* start *

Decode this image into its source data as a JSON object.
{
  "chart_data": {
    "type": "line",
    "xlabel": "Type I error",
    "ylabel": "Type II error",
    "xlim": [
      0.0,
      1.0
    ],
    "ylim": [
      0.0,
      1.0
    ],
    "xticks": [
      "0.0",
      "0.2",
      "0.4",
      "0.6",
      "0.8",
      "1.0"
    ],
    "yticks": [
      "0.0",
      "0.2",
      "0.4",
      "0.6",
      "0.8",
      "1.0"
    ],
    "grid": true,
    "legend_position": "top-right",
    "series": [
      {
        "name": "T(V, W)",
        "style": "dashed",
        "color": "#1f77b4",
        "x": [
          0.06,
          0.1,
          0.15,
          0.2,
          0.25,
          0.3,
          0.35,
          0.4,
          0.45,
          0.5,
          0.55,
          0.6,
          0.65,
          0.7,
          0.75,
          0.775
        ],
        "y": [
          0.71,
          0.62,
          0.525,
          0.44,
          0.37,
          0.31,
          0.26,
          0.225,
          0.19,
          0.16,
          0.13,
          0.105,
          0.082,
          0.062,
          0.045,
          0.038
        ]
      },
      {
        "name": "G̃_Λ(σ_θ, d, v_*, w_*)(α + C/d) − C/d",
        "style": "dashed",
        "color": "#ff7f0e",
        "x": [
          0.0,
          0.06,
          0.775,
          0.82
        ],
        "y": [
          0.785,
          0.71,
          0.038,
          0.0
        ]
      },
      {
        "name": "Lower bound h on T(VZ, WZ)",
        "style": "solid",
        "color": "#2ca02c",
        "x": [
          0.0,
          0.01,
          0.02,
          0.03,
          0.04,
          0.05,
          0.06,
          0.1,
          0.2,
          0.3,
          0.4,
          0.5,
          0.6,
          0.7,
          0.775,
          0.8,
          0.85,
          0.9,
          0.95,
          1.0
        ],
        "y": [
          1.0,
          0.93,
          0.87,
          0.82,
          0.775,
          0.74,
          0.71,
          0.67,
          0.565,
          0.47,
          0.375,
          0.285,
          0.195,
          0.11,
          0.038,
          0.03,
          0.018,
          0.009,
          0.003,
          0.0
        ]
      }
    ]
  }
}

* end *

STATED PROBLEM: Copy out all of the records shown above exactly.

REPLY TO THE EXERCISE:
Decode this image into its source data as a JSON object.
{
  "chart_data": {
    "type": "line",
    "xlabel": "Type I error",
    "ylabel": "Type II error",
    "xlim": [
      0.0,
      1.0
    ],
    "ylim": [
      0.0,
      1.0
    ],
    "xticks": [
      "0.0",
      "0.2",
      "0.4",
      "0.6",
      "0.8",
      "1.0"
    ],
    "yticks": [
      "0.0",
      "0.2",
      "0.4",
      "0.6",
      "0.8",
      "1.0"
    ],
    "grid": true,
    "legend_position": "top-right",
    "series": [
      {
        "name": "T(V, W)",
        "style": "dashed",
        "color": "#1f77b4",
        "x": [
          0.06,
          0.1,
          0.15,
          0.2,
          0.25,
          0.3,
          0.35,
          0.4,
          0.45,
          0.5,
          0.55,
          0.6,
          0.65,
          0.7,
          0.75,
          0.775
        ],
        "y": [
          0.71,
          0.62,
          0.525,
          0.44,
          0.37,
          0.31,
          0.26,
          0.225,
          0.19,
          0.16,
          0.13,
          0.105,
          0.082,
          0.062,
          0.045,
          0.038
        ]
      },
      {
        "name": "G̃_Λ(σ_θ, d, v_*, w_*)(α + C/d) − C/d",
        "style": "dashed",
        "color": "#ff7f0e",
        "x": [
          0.0,
          0.06,
          0.775,
          0.82
        ],
        "y": [
          0.785,
          0.71,
          0.038,
          0.0
        ]
      },
      {
        "name": "Lower bound h on T(VZ, WZ)",
        "style": "solid",
        "color": "#2ca02c",
        "x": [
          0.0,
          0.01,
          0.02,
          0.03,
          0.04,
          0.05,
          0.06,
          0.1,
          0.2,
          0.3,
          0.4,
          0.5,
          0.6,
          0.7,
          0.775,
          0.8,
          0.85,
          0.9,
          0.95,
          1.0
        ],
        "y": [
          1.0,
          0.93,
          0.87,
          0.82,
          0.775,
          0.74,
          0.71,
          0.67,
          0.565,
          0.47,
          0.375,
          0.285,
          0.195,
          0.11,
          0.038,
          0.03,
          0.018,
          0.009,
          0.003,
          0.0
        ]
      }
    ]
  }
}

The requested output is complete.